[Lines of data]
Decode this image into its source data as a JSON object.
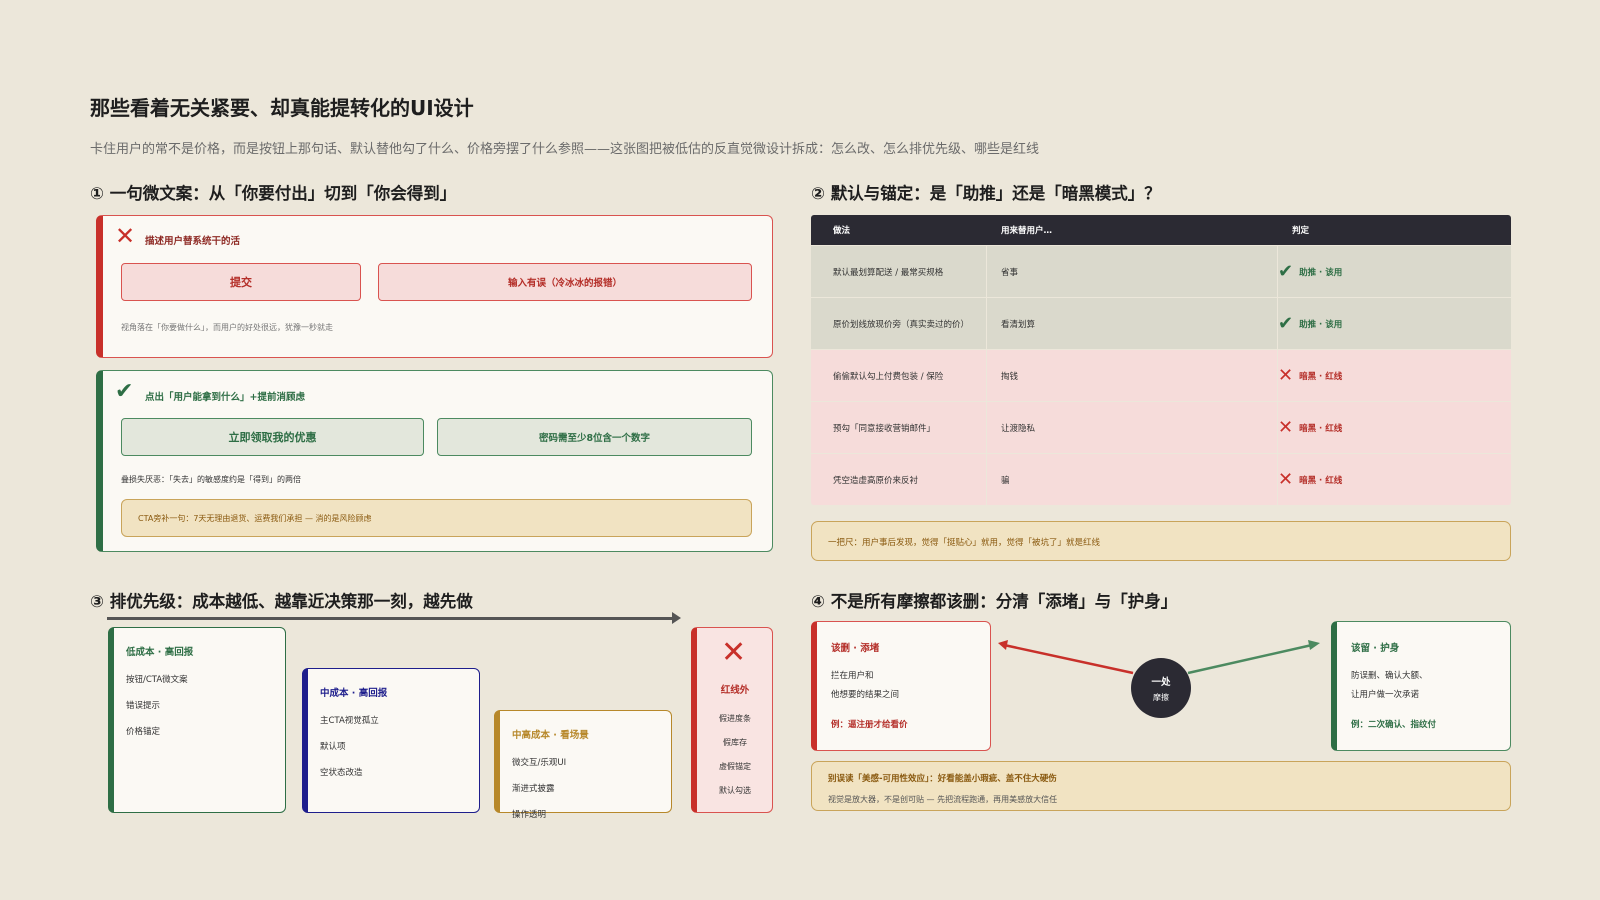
{
  "header": {
    "title": "那些看着无关紧要、却真能提转化的UI设计",
    "subtitle": "卡住用户的常不是价格，而是按钮上那句话、默认替他勾了什么、价格旁摆了什么参照——这张图把被低估的反直觉微设计拆成：怎么改、怎么排优先级、哪些是红线"
  },
  "section1": {
    "title": "① 一句微文案：从「你要付出」切到「你会得到」",
    "bad": {
      "icon": "x-icon",
      "label": "描述用户替系统干的活",
      "button1": "提交",
      "button2": "输入有误（冷冰冰的报错）",
      "note": "视角落在「你要做什么」，而用户的好处很远，犹豫一秒就走"
    },
    "good": {
      "icon": "check-icon",
      "label": "点出「用户能拿到什么」+提前消顾虑",
      "button1": "立即领取我的优惠",
      "button2": "密码需至少8位含一个数字",
      "note": "叠损失厌恶：「失去」的敏感度约是「得到」的两倍",
      "callout": "CTA旁补一句：7天无理由退货、运费我们承担 — 消的是风险顾虑"
    }
  },
  "section2": {
    "title": "② 默认与锚定：是「助推」还是「暗黑模式」？",
    "columns": [
      "做法",
      "用来替用户…",
      "判定"
    ],
    "rows": [
      {
        "practice": "默认最划算配送 / 最常买规格",
        "purpose": "省事",
        "verdict": "助推 · 该用",
        "type": "good"
      },
      {
        "practice": "原价划线放现价旁（真实卖过的价）",
        "purpose": "看清划算",
        "verdict": "助推 · 该用",
        "type": "good"
      },
      {
        "practice": "偷偷默认勾上付费包装 / 保险",
        "purpose": "掏钱",
        "verdict": "暗黑 · 红线",
        "type": "bad"
      },
      {
        "practice": "预勾「同意接收营销邮件」",
        "purpose": "让渡隐私",
        "verdict": "暗黑 · 红线",
        "type": "bad"
      },
      {
        "practice": "凭空造虚高原价来反衬",
        "purpose": "骗",
        "verdict": "暗黑 · 红线",
        "type": "bad"
      }
    ],
    "rule": "一把尺：用户事后发现，觉得「挺贴心」就用，觉得「被坑了」就是红线"
  },
  "section3": {
    "title": "③ 排优先级：成本越低、越靠近决策那一刻，越先做",
    "tiers": [
      {
        "title": "低成本 · 高回报",
        "items": [
          "按钮/CTA微文案",
          "错误提示",
          "价格锚定"
        ],
        "color": "#2E6E45"
      },
      {
        "title": "中成本 · 高回报",
        "items": [
          "主CTA视觉孤立",
          "默认项",
          "空状态改造"
        ],
        "color": "#1E1E8C"
      },
      {
        "title": "中高成本 · 看场景",
        "items": [
          "微交互/乐观UI",
          "渐进式披露",
          "操作透明"
        ],
        "color": "#B7882A"
      }
    ],
    "redline": {
      "title": "红线外",
      "items": [
        "假进度条",
        "假库存",
        "虚假锚定",
        "默认勾选"
      ]
    }
  },
  "section4": {
    "title": "④ 不是所有摩擦都该删：分清「添堵」与「护身」",
    "left": {
      "title": "该删 · 添堵",
      "lines": [
        "拦在用户和",
        "他想要的结果之间"
      ],
      "example": "例：逼注册才给看价"
    },
    "center": {
      "line1": "一处",
      "line2": "摩擦"
    },
    "right": {
      "title": "该留 · 护身",
      "lines": [
        "防误删、确认大额、",
        "让用户做一次承诺"
      ],
      "example": "例：二次确认、指纹付"
    },
    "note_title": "别误读「美感-可用性效应」：好看能盖小瑕疵、盖不住大硬伤",
    "note_body": "视觉是放大器，不是创可贴 — 先把流程跑通，再用美感放大信任"
  },
  "colors": {
    "red": "#C8302A",
    "green": "#2E6E45",
    "navy": "#1E1E8C",
    "amber": "#B7882A",
    "dark": "#2B2A33"
  }
}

**SET PROBLEM**
Return, from the data, each line that has the word "label" in it.

**SOLUTION TO THE PROBLEM**
      "label": "描述用户替系统干的活",
      "label": "点出「用户能拿到什么」+提前消顾虑",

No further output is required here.